Data entries:

········

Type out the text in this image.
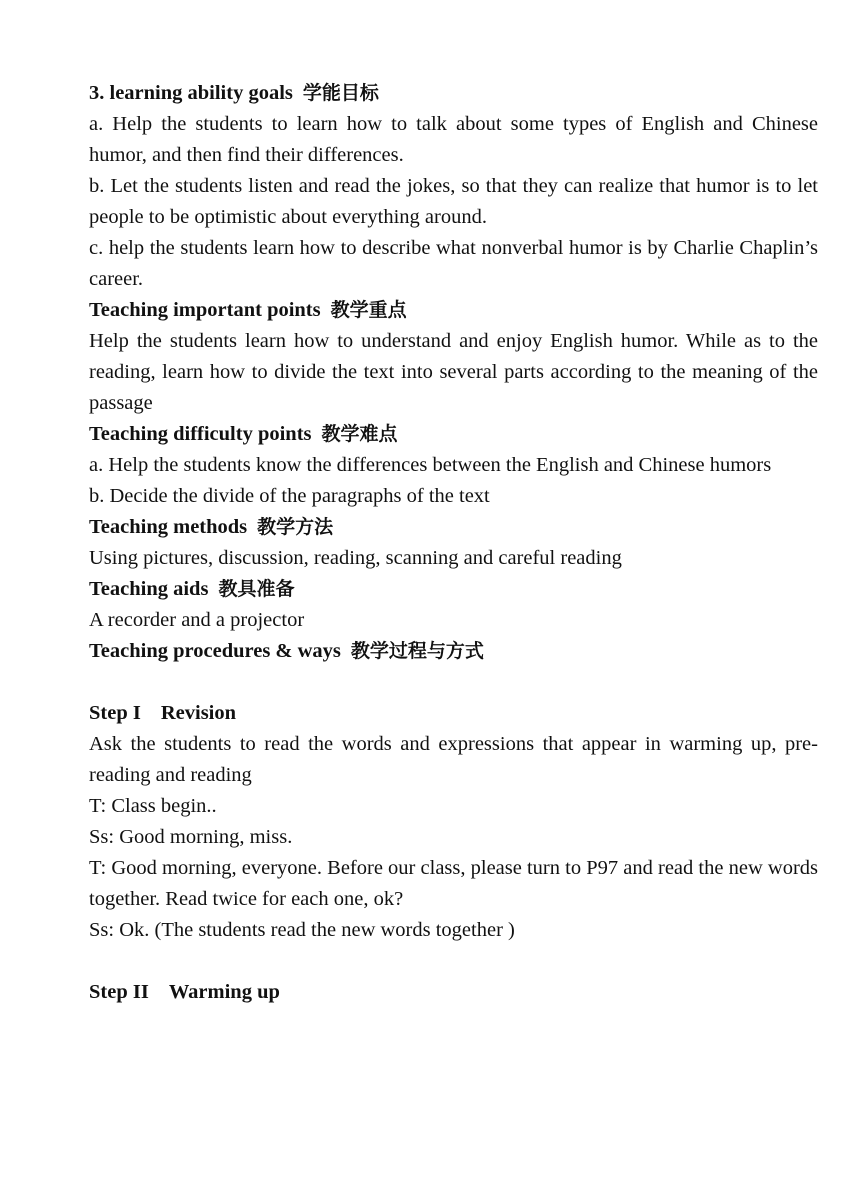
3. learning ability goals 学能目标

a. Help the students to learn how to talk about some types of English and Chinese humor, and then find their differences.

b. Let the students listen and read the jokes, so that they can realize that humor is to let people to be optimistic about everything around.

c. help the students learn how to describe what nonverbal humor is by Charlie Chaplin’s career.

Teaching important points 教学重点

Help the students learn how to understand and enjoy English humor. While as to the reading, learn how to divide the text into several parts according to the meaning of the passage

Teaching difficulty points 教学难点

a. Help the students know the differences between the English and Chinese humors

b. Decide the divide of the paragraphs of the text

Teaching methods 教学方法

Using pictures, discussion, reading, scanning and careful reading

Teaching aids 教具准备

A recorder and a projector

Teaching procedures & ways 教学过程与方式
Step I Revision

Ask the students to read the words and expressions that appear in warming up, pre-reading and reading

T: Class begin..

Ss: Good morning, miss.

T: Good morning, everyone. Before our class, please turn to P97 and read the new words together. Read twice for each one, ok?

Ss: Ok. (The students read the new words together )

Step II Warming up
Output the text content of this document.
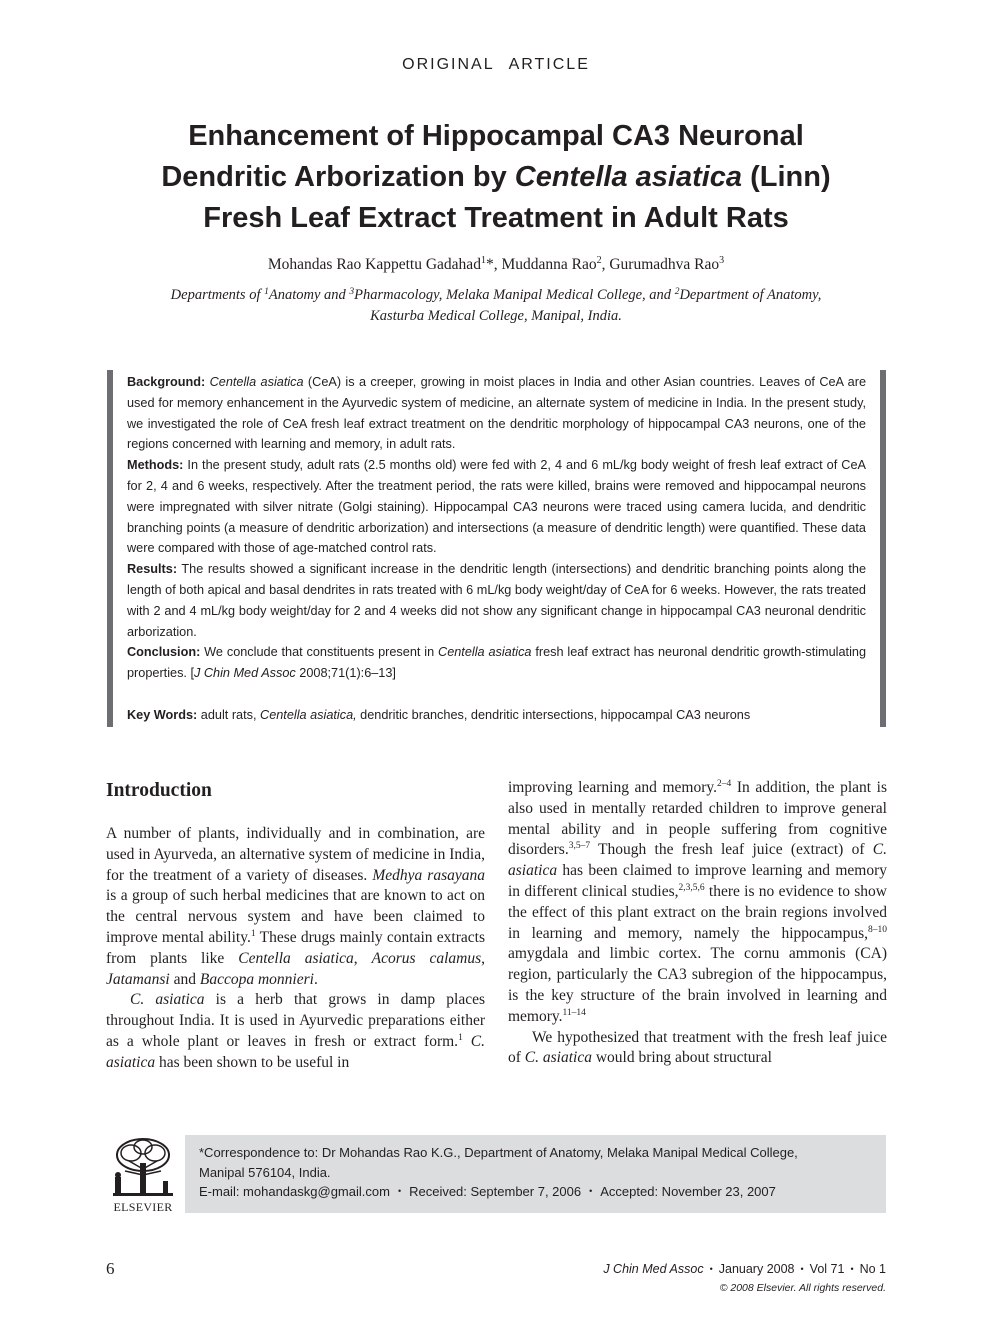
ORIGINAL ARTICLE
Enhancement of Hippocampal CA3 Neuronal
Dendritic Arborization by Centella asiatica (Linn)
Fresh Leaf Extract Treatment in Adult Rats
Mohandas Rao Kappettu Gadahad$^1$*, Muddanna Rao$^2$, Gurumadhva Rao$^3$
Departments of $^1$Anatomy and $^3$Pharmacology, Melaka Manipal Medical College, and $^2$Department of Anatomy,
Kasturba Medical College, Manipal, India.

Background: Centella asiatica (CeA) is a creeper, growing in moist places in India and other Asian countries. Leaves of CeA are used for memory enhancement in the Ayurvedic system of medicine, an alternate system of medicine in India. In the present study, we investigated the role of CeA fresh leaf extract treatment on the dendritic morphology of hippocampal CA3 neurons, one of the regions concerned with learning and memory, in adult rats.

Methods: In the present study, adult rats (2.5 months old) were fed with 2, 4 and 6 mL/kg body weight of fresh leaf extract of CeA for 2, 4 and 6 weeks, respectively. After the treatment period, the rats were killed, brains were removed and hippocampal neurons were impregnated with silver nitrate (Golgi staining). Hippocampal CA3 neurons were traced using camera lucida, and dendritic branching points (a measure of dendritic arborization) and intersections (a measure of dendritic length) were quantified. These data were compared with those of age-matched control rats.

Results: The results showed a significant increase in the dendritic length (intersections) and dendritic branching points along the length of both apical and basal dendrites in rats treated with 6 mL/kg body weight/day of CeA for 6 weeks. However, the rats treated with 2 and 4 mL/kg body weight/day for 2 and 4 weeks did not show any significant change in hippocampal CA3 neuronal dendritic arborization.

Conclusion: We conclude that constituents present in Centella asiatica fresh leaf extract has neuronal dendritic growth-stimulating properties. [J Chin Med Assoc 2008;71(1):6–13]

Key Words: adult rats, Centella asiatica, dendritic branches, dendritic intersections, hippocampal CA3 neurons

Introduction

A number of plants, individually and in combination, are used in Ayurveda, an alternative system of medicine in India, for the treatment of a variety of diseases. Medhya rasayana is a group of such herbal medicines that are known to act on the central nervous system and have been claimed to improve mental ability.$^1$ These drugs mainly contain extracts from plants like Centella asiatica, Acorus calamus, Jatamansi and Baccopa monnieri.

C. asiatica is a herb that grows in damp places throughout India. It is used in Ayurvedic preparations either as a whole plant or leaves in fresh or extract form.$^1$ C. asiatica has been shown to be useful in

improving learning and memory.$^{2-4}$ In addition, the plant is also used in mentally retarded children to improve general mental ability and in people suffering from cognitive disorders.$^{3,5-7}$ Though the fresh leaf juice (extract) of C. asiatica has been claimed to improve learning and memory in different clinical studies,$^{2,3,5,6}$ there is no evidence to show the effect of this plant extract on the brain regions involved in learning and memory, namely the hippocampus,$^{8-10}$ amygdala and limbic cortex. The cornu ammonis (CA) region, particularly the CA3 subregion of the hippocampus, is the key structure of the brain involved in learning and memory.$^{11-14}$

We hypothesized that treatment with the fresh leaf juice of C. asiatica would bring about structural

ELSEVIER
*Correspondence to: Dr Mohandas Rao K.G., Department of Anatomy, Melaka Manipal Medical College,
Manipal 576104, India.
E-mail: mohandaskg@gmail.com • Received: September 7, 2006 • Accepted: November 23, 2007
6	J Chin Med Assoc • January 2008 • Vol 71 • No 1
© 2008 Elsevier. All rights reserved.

········

- **Given instruction**: Without the pictures, extract every entry verbatim.

- **Response to the task**:
Type out the text in this image.
3. learning ability goals 学能目标

a. Help the students to learn how to talk about some types of English and Chinese humor, and then find their differences.

b. Let the students listen and read the jokes, so that they can realize that humor is to let people to be optimistic about everything around.

c. help the students learn how to describe what nonverbal humor is by Charlie Chaplin’s career.

Teaching important points 教学重点

Help the students learn how to understand and enjoy English humor. While as to the reading, learn how to divide the text into several parts according to the meaning of the passage

Teaching difficulty points 教学难点

a. Help the students know the differences between the English and Chinese humors

b. Decide the divide of the paragraphs of the text

Teaching methods 教学方法

Using pictures, discussion, reading, scanning and careful reading

Teaching aids 教具准备

A recorder and a projector

Teaching procedures & ways 教学过程与方式
Step I Revision

Ask the students to read the words and expressions that appear in warming up, pre-reading and reading

T: Class begin..

Ss: Good morning, miss.

T: Good morning, everyone. Before our class, please turn to P97 and read the new words together. Read twice for each one, ok?

Ss: Ok. (The students read the new words together )

Step II Warming up
Output the text content of this document.
ORIGINAL ARTICLE
Enhancement of Hippocampal CA3 Neuronal
Dendritic Arborization by Centella asiatica (Linn)
Fresh Leaf Extract Treatment in Adult Rats
Mohandas Rao Kappettu Gadahad$^1$*, Muddanna Rao$^2$, Gurumadhva Rao$^3$
Departments of $^1$Anatomy and $^3$Pharmacology, Melaka Manipal Medical College, and $^2$Department of Anatomy,
Kasturba Medical College, Manipal, India.

Background: Centella asiatica (CeA) is a creeper, growing in moist places in India and other Asian countries. Leaves of CeA are used for memory enhancement in the Ayurvedic system of medicine, an alternate system of medicine in India. In the present study, we investigated the role of CeA fresh leaf extract treatment on the dendritic morphology of hippocampal CA3 neurons, one of the regions concerned with learning and memory, in adult rats.

Methods: In the present study, adult rats (2.5 months old) were fed with 2, 4 and 6 mL/kg body weight of fresh leaf extract of CeA for 2, 4 and 6 weeks, respectively. After the treatment period, the rats were killed, brains were removed and hippocampal neurons were impregnated with silver nitrate (Golgi staining). Hippocampal CA3 neurons were traced using camera lucida, and dendritic branching points (a measure of dendritic arborization) and intersections (a measure of dendritic length) were quantified. These data were compared with those of age-matched control rats.

Results: The results showed a significant increase in the dendritic length (intersections) and dendritic branching points along the length of both apical and basal dendrites in rats treated with 6 mL/kg body weight/day of CeA for 6 weeks. However, the rats treated with 2 and 4 mL/kg body weight/day for 2 and 4 weeks did not show any significant change in hippocampal CA3 neuronal dendritic arborization.

Conclusion: We conclude that constituents present in Centella asiatica fresh leaf extract has neuronal dendritic growth-stimulating properties. [J Chin Med Assoc 2008;71(1):6–13]

Key Words: adult rats, Centella asiatica, dendritic branches, dendritic intersections, hippocampal CA3 neurons

Introduction

A number of plants, individually and in combination, are used in Ayurveda, an alternative system of medicine in India, for the treatment of a variety of diseases. Medhya rasayana is a group of such herbal medicines that are known to act on the central nervous system and have been claimed to improve mental ability.$^1$ These drugs mainly contain extracts from plants like Centella asiatica, Acorus calamus, Jatamansi and Baccopa monnieri.

C. asiatica is a herb that grows in damp places throughout India. It is used in Ayurvedic preparations either as a whole plant or leaves in fresh or extract form.$^1$ C. asiatica has been shown to be useful in

improving learning and memory.$^{2-4}$ In addition, the plant is also used in mentally retarded children to improve general mental ability and in people suffering from cognitive disorders.$^{3,5-7}$ Though the fresh leaf juice (extract) of C. asiatica has been claimed to improve learning and memory in different clinical studies,$^{2,3,5,6}$ there is no evidence to show the effect of this plant extract on the brain regions involved in learning and memory, namely the hippocampus,$^{8-10}$ amygdala and limbic cortex. The cornu ammonis (CA) region, particularly the CA3 subregion of the hippocampus, is the key structure of the brain involved in learning and memory.$^{11-14}$

We hypothesized that treatment with the fresh leaf juice of C. asiatica would bring about structural

ELSEVIER
*Correspondence to: Dr Mohandas Rao K.G., Department of Anatomy, Melaka Manipal Medical College,
Manipal 576104, India.
E-mail: mohandaskg@gmail.com • Received: September 7, 2006 • Accepted: November 23, 2007
6	J Chin Med Assoc • January 2008 • Vol 71 • No 1
© 2008 Elsevier. All rights reserved.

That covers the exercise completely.